[Information given]
## START

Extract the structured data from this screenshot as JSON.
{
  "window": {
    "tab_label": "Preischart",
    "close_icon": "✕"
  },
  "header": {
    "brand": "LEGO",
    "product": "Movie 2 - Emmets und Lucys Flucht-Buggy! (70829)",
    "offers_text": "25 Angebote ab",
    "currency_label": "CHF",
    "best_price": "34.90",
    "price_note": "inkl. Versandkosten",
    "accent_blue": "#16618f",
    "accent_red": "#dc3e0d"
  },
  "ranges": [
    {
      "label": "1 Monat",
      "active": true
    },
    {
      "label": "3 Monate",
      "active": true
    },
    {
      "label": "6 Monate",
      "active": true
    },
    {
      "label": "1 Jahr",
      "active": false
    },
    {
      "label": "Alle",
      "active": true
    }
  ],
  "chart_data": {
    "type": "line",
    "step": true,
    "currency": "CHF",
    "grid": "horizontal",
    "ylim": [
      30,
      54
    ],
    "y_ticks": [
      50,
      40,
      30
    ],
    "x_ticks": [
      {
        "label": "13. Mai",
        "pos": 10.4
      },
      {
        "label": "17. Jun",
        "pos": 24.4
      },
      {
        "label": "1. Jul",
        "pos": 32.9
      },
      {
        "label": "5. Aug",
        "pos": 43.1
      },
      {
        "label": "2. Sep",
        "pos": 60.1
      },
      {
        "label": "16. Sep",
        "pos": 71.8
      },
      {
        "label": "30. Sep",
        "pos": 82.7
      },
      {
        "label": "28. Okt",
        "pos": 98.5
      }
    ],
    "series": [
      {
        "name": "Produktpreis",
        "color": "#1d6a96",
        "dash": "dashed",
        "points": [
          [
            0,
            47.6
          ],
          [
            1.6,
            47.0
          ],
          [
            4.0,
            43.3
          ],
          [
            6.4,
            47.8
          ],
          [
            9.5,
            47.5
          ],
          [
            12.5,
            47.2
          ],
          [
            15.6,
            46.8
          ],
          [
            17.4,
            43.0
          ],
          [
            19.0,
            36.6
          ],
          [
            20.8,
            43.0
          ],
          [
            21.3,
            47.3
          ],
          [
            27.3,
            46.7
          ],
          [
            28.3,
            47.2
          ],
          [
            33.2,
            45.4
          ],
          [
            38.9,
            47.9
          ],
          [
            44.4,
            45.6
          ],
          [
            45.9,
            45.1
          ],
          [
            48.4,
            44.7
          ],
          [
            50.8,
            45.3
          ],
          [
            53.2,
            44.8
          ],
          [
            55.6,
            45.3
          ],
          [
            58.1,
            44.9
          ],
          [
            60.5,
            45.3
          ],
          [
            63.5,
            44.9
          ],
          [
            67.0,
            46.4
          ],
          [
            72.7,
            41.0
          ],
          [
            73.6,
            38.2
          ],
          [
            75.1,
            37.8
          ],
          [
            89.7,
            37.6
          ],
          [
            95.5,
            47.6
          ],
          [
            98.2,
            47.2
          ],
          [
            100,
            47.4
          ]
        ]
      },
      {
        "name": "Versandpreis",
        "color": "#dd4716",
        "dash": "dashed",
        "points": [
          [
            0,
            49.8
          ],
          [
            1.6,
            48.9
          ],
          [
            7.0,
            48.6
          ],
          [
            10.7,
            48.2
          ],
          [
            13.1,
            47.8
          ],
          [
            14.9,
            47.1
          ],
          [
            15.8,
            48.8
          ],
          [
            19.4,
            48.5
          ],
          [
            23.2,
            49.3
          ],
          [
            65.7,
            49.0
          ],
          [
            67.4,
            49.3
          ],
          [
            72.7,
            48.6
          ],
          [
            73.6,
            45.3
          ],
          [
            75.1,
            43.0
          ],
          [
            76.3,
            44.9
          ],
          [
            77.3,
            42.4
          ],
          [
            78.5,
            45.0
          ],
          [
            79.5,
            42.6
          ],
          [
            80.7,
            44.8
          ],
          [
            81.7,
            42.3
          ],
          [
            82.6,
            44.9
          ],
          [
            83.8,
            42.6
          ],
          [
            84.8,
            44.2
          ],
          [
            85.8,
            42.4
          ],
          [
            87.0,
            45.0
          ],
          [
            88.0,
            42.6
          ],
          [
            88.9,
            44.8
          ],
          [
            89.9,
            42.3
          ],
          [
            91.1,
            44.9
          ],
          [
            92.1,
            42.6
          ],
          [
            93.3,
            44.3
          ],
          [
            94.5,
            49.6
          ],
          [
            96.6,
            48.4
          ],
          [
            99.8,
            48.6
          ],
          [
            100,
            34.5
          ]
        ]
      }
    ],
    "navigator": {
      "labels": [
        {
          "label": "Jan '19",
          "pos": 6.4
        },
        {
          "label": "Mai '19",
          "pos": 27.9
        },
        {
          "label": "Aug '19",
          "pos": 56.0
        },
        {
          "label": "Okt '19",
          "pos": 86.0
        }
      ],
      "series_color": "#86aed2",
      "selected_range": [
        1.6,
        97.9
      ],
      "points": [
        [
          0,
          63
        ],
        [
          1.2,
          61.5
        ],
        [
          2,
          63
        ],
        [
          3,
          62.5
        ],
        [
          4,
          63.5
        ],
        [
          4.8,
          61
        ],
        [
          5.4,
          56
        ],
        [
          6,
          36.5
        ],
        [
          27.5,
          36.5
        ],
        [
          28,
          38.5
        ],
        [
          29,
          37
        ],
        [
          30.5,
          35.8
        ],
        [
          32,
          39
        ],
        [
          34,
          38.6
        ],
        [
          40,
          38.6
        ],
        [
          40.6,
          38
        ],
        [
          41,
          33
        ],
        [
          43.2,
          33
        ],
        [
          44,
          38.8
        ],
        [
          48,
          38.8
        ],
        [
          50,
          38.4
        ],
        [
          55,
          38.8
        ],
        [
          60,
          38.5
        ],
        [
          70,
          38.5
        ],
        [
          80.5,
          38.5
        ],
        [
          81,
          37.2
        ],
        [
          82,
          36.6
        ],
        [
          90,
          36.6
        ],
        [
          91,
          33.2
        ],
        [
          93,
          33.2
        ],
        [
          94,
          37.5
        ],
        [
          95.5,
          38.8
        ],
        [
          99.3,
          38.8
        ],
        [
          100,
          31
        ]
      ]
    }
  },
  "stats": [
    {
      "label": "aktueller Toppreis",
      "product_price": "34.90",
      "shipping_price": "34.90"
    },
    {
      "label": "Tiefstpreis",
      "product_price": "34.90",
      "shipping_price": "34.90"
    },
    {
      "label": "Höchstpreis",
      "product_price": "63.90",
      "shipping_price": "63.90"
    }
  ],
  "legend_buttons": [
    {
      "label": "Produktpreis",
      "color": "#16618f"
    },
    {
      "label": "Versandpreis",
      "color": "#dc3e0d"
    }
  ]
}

## END

[Direction] Write out all the records above again, exactly as they stand.

[The answer]
Extract the structured data from this screenshot as JSON.
{
  "window": {
    "tab_label": "Preischart",
    "close_icon": "✕"
  },
  "header": {
    "brand": "LEGO",
    "product": "Movie 2 - Emmets und Lucys Flucht-Buggy! (70829)",
    "offers_text": "25 Angebote ab",
    "currency_label": "CHF",
    "best_price": "34.90",
    "price_note": "inkl. Versandkosten",
    "accent_blue": "#16618f",
    "accent_red": "#dc3e0d"
  },
  "ranges": [
    {
      "label": "1 Monat",
      "active": true
    },
    {
      "label": "3 Monate",
      "active": true
    },
    {
      "label": "6 Monate",
      "active": true
    },
    {
      "label": "1 Jahr",
      "active": false
    },
    {
      "label": "Alle",
      "active": true
    }
  ],
  "chart_data": {
    "type": "line",
    "step": true,
    "currency": "CHF",
    "grid": "horizontal",
    "ylim": [
      30,
      54
    ],
    "y_ticks": [
      50,
      40,
      30
    ],
    "x_ticks": [
      {
        "label": "13. Mai",
        "pos": 10.4
      },
      {
        "label": "17. Jun",
        "pos": 24.4
      },
      {
        "label": "1. Jul",
        "pos": 32.9
      },
      {
        "label": "5. Aug",
        "pos": 43.1
      },
      {
        "label": "2. Sep",
        "pos": 60.1
      },
      {
        "label": "16. Sep",
        "pos": 71.8
      },
      {
        "label": "30. Sep",
        "pos": 82.7
      },
      {
        "label": "28. Okt",
        "pos": 98.5
      }
    ],
    "series": [
      {
        "name": "Produktpreis",
        "color": "#1d6a96",
        "dash": "dashed",
        "points": [
          [
            0,
            47.6
          ],
          [
            1.6,
            47.0
          ],
          [
            4.0,
            43.3
          ],
          [
            6.4,
            47.8
          ],
          [
            9.5,
            47.5
          ],
          [
            12.5,
            47.2
          ],
          [
            15.6,
            46.8
          ],
          [
            17.4,
            43.0
          ],
          [
            19.0,
            36.6
          ],
          [
            20.8,
            43.0
          ],
          [
            21.3,
            47.3
          ],
          [
            27.3,
            46.7
          ],
          [
            28.3,
            47.2
          ],
          [
            33.2,
            45.4
          ],
          [
            38.9,
            47.9
          ],
          [
            44.4,
            45.6
          ],
          [
            45.9,
            45.1
          ],
          [
            48.4,
            44.7
          ],
          [
            50.8,
            45.3
          ],
          [
            53.2,
            44.8
          ],
          [
            55.6,
            45.3
          ],
          [
            58.1,
            44.9
          ],
          [
            60.5,
            45.3
          ],
          [
            63.5,
            44.9
          ],
          [
            67.0,
            46.4
          ],
          [
            72.7,
            41.0
          ],
          [
            73.6,
            38.2
          ],
          [
            75.1,
            37.8
          ],
          [
            89.7,
            37.6
          ],
          [
            95.5,
            47.6
          ],
          [
            98.2,
            47.2
          ],
          [
            100,
            47.4
          ]
        ]
      },
      {
        "name": "Versandpreis",
        "color": "#dd4716",
        "dash": "dashed",
        "points": [
          [
            0,
            49.8
          ],
          [
            1.6,
            48.9
          ],
          [
            7.0,
            48.6
          ],
          [
            10.7,
            48.2
          ],
          [
            13.1,
            47.8
          ],
          [
            14.9,
            47.1
          ],
          [
            15.8,
            48.8
          ],
          [
            19.4,
            48.5
          ],
          [
            23.2,
            49.3
          ],
          [
            65.7,
            49.0
          ],
          [
            67.4,
            49.3
          ],
          [
            72.7,
            48.6
          ],
          [
            73.6,
            45.3
          ],
          [
            75.1,
            43.0
          ],
          [
            76.3,
            44.9
          ],
          [
            77.3,
            42.4
          ],
          [
            78.5,
            45.0
          ],
          [
            79.5,
            42.6
          ],
          [
            80.7,
            44.8
          ],
          [
            81.7,
            42.3
          ],
          [
            82.6,
            44.9
          ],
          [
            83.8,
            42.6
          ],
          [
            84.8,
            44.2
          ],
          [
            85.8,
            42.4
          ],
          [
            87.0,
            45.0
          ],
          [
            88.0,
            42.6
          ],
          [
            88.9,
            44.8
          ],
          [
            89.9,
            42.3
          ],
          [
            91.1,
            44.9
          ],
          [
            92.1,
            42.6
          ],
          [
            93.3,
            44.3
          ],
          [
            94.5,
            49.6
          ],
          [
            96.6,
            48.4
          ],
          [
            99.8,
            48.6
          ],
          [
            100,
            34.5
          ]
        ]
      }
    ],
    "navigator": {
      "labels": [
        {
          "label": "Jan '19",
          "pos": 6.4
        },
        {
          "label": "Mai '19",
          "pos": 27.9
        },
        {
          "label": "Aug '19",
          "pos": 56.0
        },
        {
          "label": "Okt '19",
          "pos": 86.0
        }
      ],
      "series_color": "#86aed2",
      "selected_range": [
        1.6,
        97.9
      ],
      "points": [
        [
          0,
          63
        ],
        [
          1.2,
          61.5
        ],
        [
          2,
          63
        ],
        [
          3,
          62.5
        ],
        [
          4,
          63.5
        ],
        [
          4.8,
          61
        ],
        [
          5.4,
          56
        ],
        [
          6,
          36.5
        ],
        [
          27.5,
          36.5
        ],
        [
          28,
          38.5
        ],
        [
          29,
          37
        ],
        [
          30.5,
          35.8
        ],
        [
          32,
          39
        ],
        [
          34,
          38.6
        ],
        [
          40,
          38.6
        ],
        [
          40.6,
          38
        ],
        [
          41,
          33
        ],
        [
          43.2,
          33
        ],
        [
          44,
          38.8
        ],
        [
          48,
          38.8
        ],
        [
          50,
          38.4
        ],
        [
          55,
          38.8
        ],
        [
          60,
          38.5
        ],
        [
          70,
          38.5
        ],
        [
          80.5,
          38.5
        ],
        [
          81,
          37.2
        ],
        [
          82,
          36.6
        ],
        [
          90,
          36.6
        ],
        [
          91,
          33.2
        ],
        [
          93,
          33.2
        ],
        [
          94,
          37.5
        ],
        [
          95.5,
          38.8
        ],
        [
          99.3,
          38.8
        ],
        [
          100,
          31
        ]
      ]
    }
  },
  "stats": [
    {
      "label": "aktueller Toppreis",
      "product_price": "34.90",
      "shipping_price": "34.90"
    },
    {
      "label": "Tiefstpreis",
      "product_price": "34.90",
      "shipping_price": "34.90"
    },
    {
      "label": "Höchstpreis",
      "product_price": "63.90",
      "shipping_price": "63.90"
    }
  ],
  "legend_buttons": [
    {
      "label": "Produktpreis",
      "color": "#16618f"
    },
    {
      "label": "Versandpreis",
      "color": "#dc3e0d"
    }
  ]
}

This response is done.